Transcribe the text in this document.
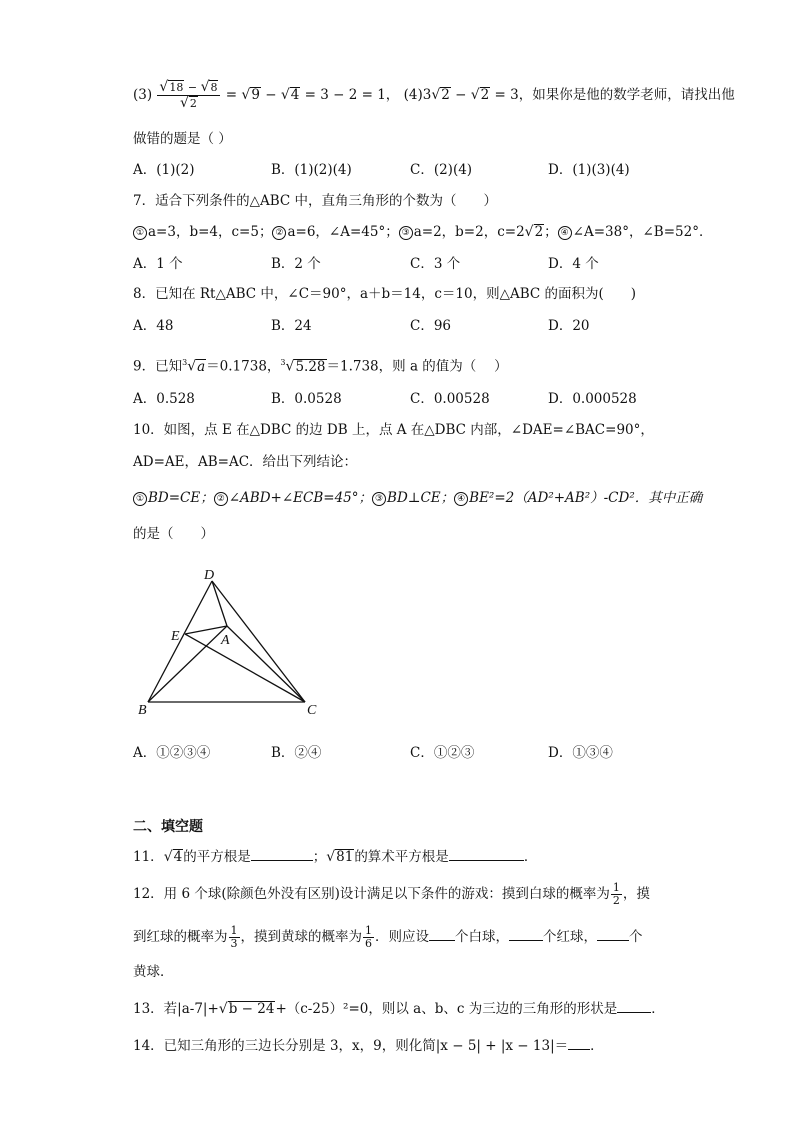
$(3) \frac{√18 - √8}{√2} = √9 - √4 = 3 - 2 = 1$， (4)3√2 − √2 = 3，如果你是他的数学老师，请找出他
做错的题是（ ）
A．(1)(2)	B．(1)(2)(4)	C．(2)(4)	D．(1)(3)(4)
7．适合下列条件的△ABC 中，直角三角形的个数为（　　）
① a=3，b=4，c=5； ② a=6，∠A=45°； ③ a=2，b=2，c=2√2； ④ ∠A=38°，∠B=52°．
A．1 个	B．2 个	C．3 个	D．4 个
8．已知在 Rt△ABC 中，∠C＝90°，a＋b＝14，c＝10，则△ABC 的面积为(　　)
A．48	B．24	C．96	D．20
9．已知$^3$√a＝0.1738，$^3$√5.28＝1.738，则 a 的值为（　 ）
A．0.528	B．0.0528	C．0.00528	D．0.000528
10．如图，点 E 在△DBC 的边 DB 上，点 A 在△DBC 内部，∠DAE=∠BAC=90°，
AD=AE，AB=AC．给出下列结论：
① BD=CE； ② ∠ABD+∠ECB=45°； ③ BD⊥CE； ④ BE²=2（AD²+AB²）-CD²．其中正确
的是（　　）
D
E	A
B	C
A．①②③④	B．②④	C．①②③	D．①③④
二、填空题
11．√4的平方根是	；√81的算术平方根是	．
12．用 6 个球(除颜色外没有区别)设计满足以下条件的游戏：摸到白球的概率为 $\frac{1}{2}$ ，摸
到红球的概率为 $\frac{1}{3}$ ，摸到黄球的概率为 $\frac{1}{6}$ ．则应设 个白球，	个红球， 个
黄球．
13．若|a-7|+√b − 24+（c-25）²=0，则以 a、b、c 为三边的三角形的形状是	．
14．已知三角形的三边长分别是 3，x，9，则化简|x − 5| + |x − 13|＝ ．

###

WRITTEN REQUEST: Make an exact copy of the whole listing, but don't bring over any pictures.

TASK ANSWER:
Transcribe the text in this document.
$(3) \frac{√18 - √8}{√2} = √9 - √4 = 3 - 2 = 1$， (4)3√2 − √2 = 3，如果你是他的数学老师，请找出他
做错的题是（ ）
A．(1)(2)	B．(1)(2)(4)	C．(2)(4)	D．(1)(3)(4)
7．适合下列条件的△ABC 中，直角三角形的个数为（　　）
① a=3，b=4，c=5； ② a=6，∠A=45°； ③ a=2，b=2，c=2√2； ④ ∠A=38°，∠B=52°．
A．1 个	B．2 个	C．3 个	D．4 个
8．已知在 Rt△ABC 中，∠C＝90°，a＋b＝14，c＝10，则△ABC 的面积为(　　)
A．48	B．24	C．96	D．20
9．已知$^3$√a＝0.1738，$^3$√5.28＝1.738，则 a 的值为（　 ）
A．0.528	B．0.0528	C．0.00528	D．0.000528
10．如图，点 E 在△DBC 的边 DB 上，点 A 在△DBC 内部，∠DAE=∠BAC=90°，
AD=AE，AB=AC．给出下列结论：
① BD=CE； ② ∠ABD+∠ECB=45°； ③ BD⊥CE； ④ BE²=2（AD²+AB²）-CD²．其中正确
的是（　　）
D
E	A
B	C
A．①②③④	B．②④	C．①②③	D．①③④
二、填空题
11．√4的平方根是	；√81的算术平方根是	．
12．用 6 个球(除颜色外没有区别)设计满足以下条件的游戏：摸到白球的概率为 $\frac{1}{2}$ ，摸
到红球的概率为 $\frac{1}{3}$ ，摸到黄球的概率为 $\frac{1}{6}$ ．则应设 个白球，	个红球， 个
黄球．
13．若|a-7|+√b − 24+（c-25）²=0，则以 a、b、c 为三边的三角形的形状是	．
14．已知三角形的三边长分别是 3，x，9，则化简|x − 5| + |x − 13|＝ ．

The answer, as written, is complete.